→ **The request**: Repeat the records below exactly, leaving out every picture.

→ **Stored rows**:
»»

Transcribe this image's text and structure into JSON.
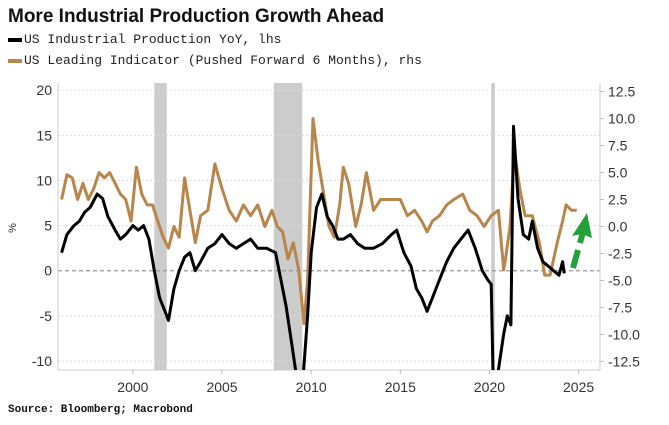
{
  "chart_data": {
    "type": "line",
    "title": "More Industrial Production Growth Ahead",
    "source": "Source: Bloomberg; Macrobond",
    "ylabel_left": "%",
    "xlim": [
      1995.8,
      2026.2
    ],
    "ylim_left": [
      -11,
      20.8
    ],
    "ylim_right": [
      -13.3,
      13.3
    ],
    "x_ticks": [
      2000,
      2005,
      2010,
      2015,
      2020,
      2025
    ],
    "y_ticks_left": [
      -10,
      -5,
      0,
      5,
      10,
      15,
      20
    ],
    "y_ticks_right": [
      "-12.5",
      "-10.0",
      "-7.5",
      "-5.0",
      "-2.5",
      "0.0",
      "2.5",
      "5.0",
      "7.5",
      "10.0",
      "12.5"
    ],
    "grid": true,
    "legend_placement": "top-left",
    "recessions": [
      [
        2001.2,
        2001.9
      ],
      [
        2007.9,
        2009.5
      ],
      [
        2020.1,
        2020.3
      ]
    ],
    "annotation": "green dashed arrow pointing up",
    "colors": {
      "ip": "#000000",
      "lei": "#b8864a",
      "recession": "#cccccc",
      "arrow": "#22a13a"
    },
    "series": [
      {
        "name": "US Industrial Production YoY, lhs",
        "axis": "left",
        "x": [
          1996.0,
          1996.3,
          1996.7,
          1997.0,
          1997.3,
          1997.6,
          1998.0,
          1998.3,
          1998.6,
          1999.0,
          1999.3,
          1999.6,
          2000.0,
          2000.3,
          2000.6,
          2000.9,
          2001.2,
          2001.5,
          2001.8,
          2002.0,
          2002.3,
          2002.6,
          2002.9,
          2003.2,
          2003.5,
          2003.8,
          2004.2,
          2004.6,
          2005.0,
          2005.4,
          2005.8,
          2006.2,
          2006.6,
          2007.0,
          2007.5,
          2008.0,
          2008.3,
          2008.6,
          2008.9,
          2009.2,
          2009.5,
          2009.8,
          2010.0,
          2010.3,
          2010.6,
          2010.9,
          2011.2,
          2011.5,
          2011.8,
          2012.2,
          2012.6,
          2013.0,
          2013.5,
          2014.0,
          2014.5,
          2014.8,
          2015.2,
          2015.6,
          2015.9,
          2016.2,
          2016.5,
          2016.8,
          2017.2,
          2017.6,
          2018.0,
          2018.4,
          2018.8,
          2019.2,
          2019.6,
          2019.9,
          2020.1,
          2020.25,
          2020.5,
          2020.8,
          2021.0,
          2021.2,
          2021.35,
          2021.6,
          2021.9,
          2022.2,
          2022.4,
          2022.7,
          2023.0,
          2023.3,
          2023.6,
          2023.9,
          2024.1,
          2024.2
        ],
        "values": [
          2.0,
          4,
          5,
          5.5,
          6.5,
          7,
          8.5,
          8,
          6,
          4.5,
          3.5,
          4,
          5,
          4.5,
          5.0,
          3.5,
          0,
          -3,
          -4.5,
          -5.5,
          -2,
          0,
          1.5,
          2.0,
          0.0,
          1.0,
          2.5,
          3.0,
          4.0,
          3.0,
          2.5,
          3.0,
          3.5,
          2.5,
          2.5,
          2.0,
          -1,
          -4,
          -8,
          -12,
          -13,
          -5,
          2,
          7,
          8.5,
          6,
          5,
          3.5,
          3.5,
          4,
          3,
          2.5,
          2.5,
          3,
          4,
          4.5,
          2,
          0.5,
          -2,
          -3,
          -4.5,
          -3,
          -1,
          1,
          2.5,
          3.5,
          4.5,
          2.5,
          0,
          -1,
          -1.5,
          -16,
          -11,
          -7,
          -5,
          -6,
          16,
          8,
          4,
          3.5,
          5.5,
          2.5,
          1,
          0.5,
          0,
          -0.5,
          1,
          -0.3
        ]
      },
      {
        "name": "US Leading Indicator (Pushed Forward 6 Months), rhs",
        "axis": "right",
        "x": [
          1996.0,
          1996.3,
          1996.6,
          1996.9,
          1997.2,
          1997.5,
          1997.8,
          1998.1,
          1998.4,
          1998.7,
          1999.0,
          1999.3,
          1999.6,
          1999.9,
          2000.2,
          2000.5,
          2000.8,
          2001.1,
          2001.4,
          2001.7,
          2002.0,
          2002.3,
          2002.6,
          2002.9,
          2003.2,
          2003.5,
          2003.8,
          2004.2,
          2004.6,
          2005.0,
          2005.4,
          2005.8,
          2006.2,
          2006.6,
          2007.0,
          2007.4,
          2007.8,
          2008.1,
          2008.4,
          2008.7,
          2009.0,
          2009.3,
          2009.6,
          2009.8,
          2010.1,
          2010.4,
          2010.7,
          2011.0,
          2011.3,
          2011.6,
          2011.8,
          2012.1,
          2012.5,
          2012.8,
          2013.1,
          2013.5,
          2013.9,
          2014.3,
          2014.7,
          2015.0,
          2015.4,
          2015.8,
          2016.2,
          2016.5,
          2016.8,
          2017.2,
          2017.6,
          2018.0,
          2018.5,
          2018.9,
          2019.3,
          2019.7,
          2020.1,
          2020.5,
          2020.8,
          2020.9,
          2021.15,
          2021.4,
          2021.7,
          2022.0,
          2022.4,
          2022.8,
          2023.1,
          2023.4,
          2023.8,
          2024.1,
          2024.3,
          2024.6,
          2024.9
        ],
        "values": [
          2.5,
          4.8,
          4.5,
          2.5,
          4,
          2.5,
          3.5,
          5,
          4.5,
          5,
          4,
          3,
          2.5,
          0.5,
          5.5,
          3,
          2.0,
          2.0,
          0.5,
          -1,
          -2,
          0,
          -1,
          4.5,
          1.5,
          -1.5,
          1,
          1.5,
          5.8,
          3.5,
          1.5,
          0.5,
          2,
          1,
          2,
          0,
          1.5,
          0,
          -0.5,
          -3,
          -1.5,
          -4,
          -9,
          -5,
          10,
          6,
          3,
          0,
          -1,
          2,
          5.5,
          4,
          0,
          2,
          5,
          1.5,
          2.5,
          2.5,
          2.5,
          2.5,
          1,
          1.5,
          0.5,
          -0.5,
          0.5,
          1,
          2,
          2.5,
          3.0,
          1.5,
          1,
          0,
          1,
          1.5,
          -4,
          -3,
          0,
          7,
          3.5,
          1,
          1,
          -1.5,
          -4.5,
          -4.5,
          -1.5,
          0.5,
          2,
          1.5,
          1.5
        ]
      }
    ]
  }
}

««

→ **Solution for this problem**:
Transcribe this image's text and structure into JSON.
{
  "chart_data": {
    "type": "line",
    "title": "More Industrial Production Growth Ahead",
    "source": "Source: Bloomberg; Macrobond",
    "ylabel_left": "%",
    "xlim": [
      1995.8,
      2026.2
    ],
    "ylim_left": [
      -11,
      20.8
    ],
    "ylim_right": [
      -13.3,
      13.3
    ],
    "x_ticks": [
      2000,
      2005,
      2010,
      2015,
      2020,
      2025
    ],
    "y_ticks_left": [
      -10,
      -5,
      0,
      5,
      10,
      15,
      20
    ],
    "y_ticks_right": [
      "-12.5",
      "-10.0",
      "-7.5",
      "-5.0",
      "-2.5",
      "0.0",
      "2.5",
      "5.0",
      "7.5",
      "10.0",
      "12.5"
    ],
    "grid": true,
    "legend_placement": "top-left",
    "recessions": [
      [
        2001.2,
        2001.9
      ],
      [
        2007.9,
        2009.5
      ],
      [
        2020.1,
        2020.3
      ]
    ],
    "annotation": "green dashed arrow pointing up",
    "colors": {
      "ip": "#000000",
      "lei": "#b8864a",
      "recession": "#cccccc",
      "arrow": "#22a13a"
    },
    "series": [
      {
        "name": "US Industrial Production YoY, lhs",
        "axis": "left",
        "x": [
          1996.0,
          1996.3,
          1996.7,
          1997.0,
          1997.3,
          1997.6,
          1998.0,
          1998.3,
          1998.6,
          1999.0,
          1999.3,
          1999.6,
          2000.0,
          2000.3,
          2000.6,
          2000.9,
          2001.2,
          2001.5,
          2001.8,
          2002.0,
          2002.3,
          2002.6,
          2002.9,
          2003.2,
          2003.5,
          2003.8,
          2004.2,
          2004.6,
          2005.0,
          2005.4,
          2005.8,
          2006.2,
          2006.6,
          2007.0,
          2007.5,
          2008.0,
          2008.3,
          2008.6,
          2008.9,
          2009.2,
          2009.5,
          2009.8,
          2010.0,
          2010.3,
          2010.6,
          2010.9,
          2011.2,
          2011.5,
          2011.8,
          2012.2,
          2012.6,
          2013.0,
          2013.5,
          2014.0,
          2014.5,
          2014.8,
          2015.2,
          2015.6,
          2015.9,
          2016.2,
          2016.5,
          2016.8,
          2017.2,
          2017.6,
          2018.0,
          2018.4,
          2018.8,
          2019.2,
          2019.6,
          2019.9,
          2020.1,
          2020.25,
          2020.5,
          2020.8,
          2021.0,
          2021.2,
          2021.35,
          2021.6,
          2021.9,
          2022.2,
          2022.4,
          2022.7,
          2023.0,
          2023.3,
          2023.6,
          2023.9,
          2024.1,
          2024.2
        ],
        "values": [
          2.0,
          4,
          5,
          5.5,
          6.5,
          7,
          8.5,
          8,
          6,
          4.5,
          3.5,
          4,
          5,
          4.5,
          5.0,
          3.5,
          0,
          -3,
          -4.5,
          -5.5,
          -2,
          0,
          1.5,
          2.0,
          0.0,
          1.0,
          2.5,
          3.0,
          4.0,
          3.0,
          2.5,
          3.0,
          3.5,
          2.5,
          2.5,
          2.0,
          -1,
          -4,
          -8,
          -12,
          -13,
          -5,
          2,
          7,
          8.5,
          6,
          5,
          3.5,
          3.5,
          4,
          3,
          2.5,
          2.5,
          3,
          4,
          4.5,
          2,
          0.5,
          -2,
          -3,
          -4.5,
          -3,
          -1,
          1,
          2.5,
          3.5,
          4.5,
          2.5,
          0,
          -1,
          -1.5,
          -16,
          -11,
          -7,
          -5,
          -6,
          16,
          8,
          4,
          3.5,
          5.5,
          2.5,
          1,
          0.5,
          0,
          -0.5,
          1,
          -0.3
        ]
      },
      {
        "name": "US Leading Indicator (Pushed Forward 6 Months), rhs",
        "axis": "right",
        "x": [
          1996.0,
          1996.3,
          1996.6,
          1996.9,
          1997.2,
          1997.5,
          1997.8,
          1998.1,
          1998.4,
          1998.7,
          1999.0,
          1999.3,
          1999.6,
          1999.9,
          2000.2,
          2000.5,
          2000.8,
          2001.1,
          2001.4,
          2001.7,
          2002.0,
          2002.3,
          2002.6,
          2002.9,
          2003.2,
          2003.5,
          2003.8,
          2004.2,
          2004.6,
          2005.0,
          2005.4,
          2005.8,
          2006.2,
          2006.6,
          2007.0,
          2007.4,
          2007.8,
          2008.1,
          2008.4,
          2008.7,
          2009.0,
          2009.3,
          2009.6,
          2009.8,
          2010.1,
          2010.4,
          2010.7,
          2011.0,
          2011.3,
          2011.6,
          2011.8,
          2012.1,
          2012.5,
          2012.8,
          2013.1,
          2013.5,
          2013.9,
          2014.3,
          2014.7,
          2015.0,
          2015.4,
          2015.8,
          2016.2,
          2016.5,
          2016.8,
          2017.2,
          2017.6,
          2018.0,
          2018.5,
          2018.9,
          2019.3,
          2019.7,
          2020.1,
          2020.5,
          2020.8,
          2020.9,
          2021.15,
          2021.4,
          2021.7,
          2022.0,
          2022.4,
          2022.8,
          2023.1,
          2023.4,
          2023.8,
          2024.1,
          2024.3,
          2024.6,
          2024.9
        ],
        "values": [
          2.5,
          4.8,
          4.5,
          2.5,
          4,
          2.5,
          3.5,
          5,
          4.5,
          5,
          4,
          3,
          2.5,
          0.5,
          5.5,
          3,
          2.0,
          2.0,
          0.5,
          -1,
          -2,
          0,
          -1,
          4.5,
          1.5,
          -1.5,
          1,
          1.5,
          5.8,
          3.5,
          1.5,
          0.5,
          2,
          1,
          2,
          0,
          1.5,
          0,
          -0.5,
          -3,
          -1.5,
          -4,
          -9,
          -5,
          10,
          6,
          3,
          0,
          -1,
          2,
          5.5,
          4,
          0,
          2,
          5,
          1.5,
          2.5,
          2.5,
          2.5,
          2.5,
          1,
          1.5,
          0.5,
          -0.5,
          0.5,
          1,
          2,
          2.5,
          3.0,
          1.5,
          1,
          0,
          1,
          1.5,
          -4,
          -3,
          0,
          7,
          3.5,
          1,
          1,
          -1.5,
          -4.5,
          -4.5,
          -1.5,
          0.5,
          2,
          1.5,
          1.5
        ]
      }
    ]
  }
}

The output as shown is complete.